The records that follow should be retyped word for word.
------ Items ------
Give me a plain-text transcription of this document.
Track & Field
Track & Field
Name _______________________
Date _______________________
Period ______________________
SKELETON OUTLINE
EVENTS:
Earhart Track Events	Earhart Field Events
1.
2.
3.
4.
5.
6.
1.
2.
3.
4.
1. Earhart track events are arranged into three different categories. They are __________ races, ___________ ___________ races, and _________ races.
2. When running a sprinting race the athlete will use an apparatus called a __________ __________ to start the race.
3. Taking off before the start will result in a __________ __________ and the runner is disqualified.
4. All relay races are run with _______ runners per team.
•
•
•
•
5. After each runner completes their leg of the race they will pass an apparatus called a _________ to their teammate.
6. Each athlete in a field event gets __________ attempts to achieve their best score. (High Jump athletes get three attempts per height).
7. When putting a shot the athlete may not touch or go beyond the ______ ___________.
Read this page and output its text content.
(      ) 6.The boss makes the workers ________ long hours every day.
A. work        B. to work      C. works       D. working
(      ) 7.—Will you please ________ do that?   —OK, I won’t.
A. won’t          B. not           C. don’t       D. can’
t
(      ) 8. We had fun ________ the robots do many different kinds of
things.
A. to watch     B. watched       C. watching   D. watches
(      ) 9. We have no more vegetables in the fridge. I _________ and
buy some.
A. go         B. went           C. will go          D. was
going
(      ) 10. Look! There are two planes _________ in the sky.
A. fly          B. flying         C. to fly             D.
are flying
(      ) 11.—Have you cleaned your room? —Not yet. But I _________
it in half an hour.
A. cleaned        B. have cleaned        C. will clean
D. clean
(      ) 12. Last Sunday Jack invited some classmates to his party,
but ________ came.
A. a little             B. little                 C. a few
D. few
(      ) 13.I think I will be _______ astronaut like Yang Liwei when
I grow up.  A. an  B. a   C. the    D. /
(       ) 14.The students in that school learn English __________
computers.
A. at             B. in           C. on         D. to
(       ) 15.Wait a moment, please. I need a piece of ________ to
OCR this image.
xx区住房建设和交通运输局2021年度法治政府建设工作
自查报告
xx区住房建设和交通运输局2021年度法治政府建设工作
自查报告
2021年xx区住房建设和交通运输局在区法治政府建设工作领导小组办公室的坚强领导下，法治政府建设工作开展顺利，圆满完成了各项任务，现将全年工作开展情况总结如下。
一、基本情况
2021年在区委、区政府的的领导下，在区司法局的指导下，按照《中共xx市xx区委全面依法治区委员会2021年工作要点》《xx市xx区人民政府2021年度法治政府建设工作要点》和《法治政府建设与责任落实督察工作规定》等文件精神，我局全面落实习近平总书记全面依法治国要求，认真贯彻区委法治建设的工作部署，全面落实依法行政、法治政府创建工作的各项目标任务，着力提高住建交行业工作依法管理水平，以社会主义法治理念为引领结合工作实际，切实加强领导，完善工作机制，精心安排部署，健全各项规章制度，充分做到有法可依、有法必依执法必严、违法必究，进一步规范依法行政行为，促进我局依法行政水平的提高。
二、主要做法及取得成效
------
Task answer:
Give me a plain-text transcription of this document.
Track & Field
Track & Field
Name _______________________
Date _______________________
Period ______________________
SKELETON OUTLINE
EVENTS:
Earhart Track Events	Earhart Field Events
1.
2.
3.
4.
5.
6.
1.
2.
3.
4.
1. Earhart track events are arranged into three different categories. They are __________ races, ___________ ___________ races, and _________ races.
2. When running a sprinting race the athlete will use an apparatus called a __________ __________ to start the race.
3. Taking off before the start will result in a __________ __________ and the runner is disqualified.
4. All relay races are run with _______ runners per team.
•
•
•
•
5. After each runner completes their leg of the race they will pass an apparatus called a _________ to their teammate.
6. Each athlete in a field event gets __________ attempts to achieve their best score. (High Jump athletes get three attempts per height).
7. When putting a shot the athlete may not touch or go beyond the ______ ___________.
Read this page and output its text content.
(      ) 6.The boss makes the workers ________ long hours every day.
A. work        B. to work      C. works       D. working
(      ) 7.—Will you please ________ do that?   —OK, I won’t.
A. won’t          B. not           C. don’t       D. can’
t
(      ) 8. We had fun ________ the robots do many different kinds of
things.
A. to watch     B. watched       C. watching   D. watches
(      ) 9. We have no more vegetables in the fridge. I _________ and
buy some.
A. go         B. went           C. will go          D. was
going
(      ) 10. Look! There are two planes _________ in the sky.
A. fly          B. flying         C. to fly             D.
are flying
(      ) 11.—Have you cleaned your room? —Not yet. But I _________
it in half an hour.
A. cleaned        B. have cleaned        C. will clean
D. clean
(      ) 12. Last Sunday Jack invited some classmates to his party,
but ________ came.
A. a little             B. little                 C. a few
D. few
(      ) 13.I think I will be _______ astronaut like Yang Liwei when
I grow up.  A. an  B. a   C. the    D. /
(       ) 14.The students in that school learn English __________
computers.
A. at             B. in           C. on         D. to
(       ) 15.Wait a moment, please. I need a piece of ________ to
OCR this image.
xx区住房建设和交通运输局2021年度法治政府建设工作
自查报告
xx区住房建设和交通运输局2021年度法治政府建设工作
自查报告
2021年xx区住房建设和交通运输局在区法治政府建设工作领导小组办公室的坚强领导下，法治政府建设工作开展顺利，圆满完成了各项任务，现将全年工作开展情况总结如下。
一、基本情况
2021年在区委、区政府的的领导下，在区司法局的指导下，按照《中共xx市xx区委全面依法治区委员会2021年工作要点》《xx市xx区人民政府2021年度法治政府建设工作要点》和《法治政府建设与责任落实督察工作规定》等文件精神，我局全面落实习近平总书记全面依法治国要求，认真贯彻区委法治建设的工作部署，全面落实依法行政、法治政府创建工作的各项目标任务，着力提高住建交行业工作依法管理水平，以社会主义法治理念为引领结合工作实际，切实加强领导，完善工作机制，精心安排部署，健全各项规章制度，充分做到有法可依、有法必依执法必严、违法必究，进一步规范依法行政行为，促进我局依法行政水平的提高。
二、主要做法及取得成效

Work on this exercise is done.